THE EXERCISE>
Check each line below for the word "установленный", and copy those that have it.
** start DATA RECORDS **
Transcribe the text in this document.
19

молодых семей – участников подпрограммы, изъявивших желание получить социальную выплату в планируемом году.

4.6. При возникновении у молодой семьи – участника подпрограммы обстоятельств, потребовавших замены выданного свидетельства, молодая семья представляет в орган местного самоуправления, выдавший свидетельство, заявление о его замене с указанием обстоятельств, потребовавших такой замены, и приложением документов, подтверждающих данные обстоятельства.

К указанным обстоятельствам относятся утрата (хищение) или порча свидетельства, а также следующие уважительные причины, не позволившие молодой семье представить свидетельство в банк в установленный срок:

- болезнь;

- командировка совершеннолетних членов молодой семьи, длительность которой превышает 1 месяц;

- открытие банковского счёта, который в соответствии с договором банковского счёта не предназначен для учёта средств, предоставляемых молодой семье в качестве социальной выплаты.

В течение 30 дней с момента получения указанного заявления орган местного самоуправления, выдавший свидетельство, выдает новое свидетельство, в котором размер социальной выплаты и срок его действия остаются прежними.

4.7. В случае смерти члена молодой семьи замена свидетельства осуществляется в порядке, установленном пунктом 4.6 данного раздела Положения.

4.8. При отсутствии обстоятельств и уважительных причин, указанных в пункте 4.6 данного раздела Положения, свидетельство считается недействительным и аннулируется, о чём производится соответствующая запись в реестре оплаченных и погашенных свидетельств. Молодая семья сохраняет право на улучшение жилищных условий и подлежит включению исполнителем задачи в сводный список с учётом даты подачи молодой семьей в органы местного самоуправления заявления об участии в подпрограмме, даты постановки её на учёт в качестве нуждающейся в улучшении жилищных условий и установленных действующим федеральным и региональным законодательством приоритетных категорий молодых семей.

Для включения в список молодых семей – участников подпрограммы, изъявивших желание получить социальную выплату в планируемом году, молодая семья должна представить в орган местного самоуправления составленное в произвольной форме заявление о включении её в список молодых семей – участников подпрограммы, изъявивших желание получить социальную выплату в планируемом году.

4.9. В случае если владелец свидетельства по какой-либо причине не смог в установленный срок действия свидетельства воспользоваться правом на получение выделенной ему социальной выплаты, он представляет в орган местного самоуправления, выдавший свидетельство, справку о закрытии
** end DATA RECORDS **
RESPONSE FOR THIS EXERCISE>
К указанным обстоятельствам относятся утрата (хищение) или порча свидетельства, а также следующие уважительные причины, не позволившие молодой семье представить свидетельство в банк в установленный срок:
4.9. В случае если владелец свидетельства по какой-либо причине не смог в установленный срок действия свидетельства воспользоваться правом на получение выделенной ему социальной выплаты, он представляет в орган местного самоуправления, выдавший свидетельство, справку о закрытии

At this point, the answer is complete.